Retype the records below exactly as they appear.

### EXERCISE INPUTS
========

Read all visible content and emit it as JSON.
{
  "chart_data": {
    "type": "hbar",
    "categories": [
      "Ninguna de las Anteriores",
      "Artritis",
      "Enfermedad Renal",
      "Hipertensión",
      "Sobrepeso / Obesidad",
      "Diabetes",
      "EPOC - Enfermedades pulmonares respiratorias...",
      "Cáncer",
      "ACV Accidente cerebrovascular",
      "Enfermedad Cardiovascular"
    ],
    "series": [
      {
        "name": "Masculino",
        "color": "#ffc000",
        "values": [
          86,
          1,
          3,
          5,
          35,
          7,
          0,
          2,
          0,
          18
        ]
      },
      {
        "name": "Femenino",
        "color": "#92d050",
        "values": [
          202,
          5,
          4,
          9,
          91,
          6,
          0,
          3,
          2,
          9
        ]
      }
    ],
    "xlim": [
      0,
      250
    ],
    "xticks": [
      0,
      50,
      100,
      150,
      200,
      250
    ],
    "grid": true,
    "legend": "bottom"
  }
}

========

### ANSWER TO THE TASK
Read all visible content and emit it as JSON.
{
  "chart_data": {
    "type": "hbar",
    "categories": [
      "Ninguna de las Anteriores",
      "Artritis",
      "Enfermedad Renal",
      "Hipertensión",
      "Sobrepeso / Obesidad",
      "Diabetes",
      "EPOC - Enfermedades pulmonares respiratorias...",
      "Cáncer",
      "ACV Accidente cerebrovascular",
      "Enfermedad Cardiovascular"
    ],
    "series": [
      {
        "name": "Masculino",
        "color": "#ffc000",
        "values": [
          86,
          1,
          3,
          5,
          35,
          7,
          0,
          2,
          0,
          18
        ]
      },
      {
        "name": "Femenino",
        "color": "#92d050",
        "values": [
          202,
          5,
          4,
          9,
          91,
          6,
          0,
          3,
          2,
          9
        ]
      }
    ],
    "xlim": [
      0,
      250
    ],
    "xticks": [
      0,
      50,
      100,
      150,
      200,
      250
    ],
    "grid": true,
    "legend": "bottom"
  }
}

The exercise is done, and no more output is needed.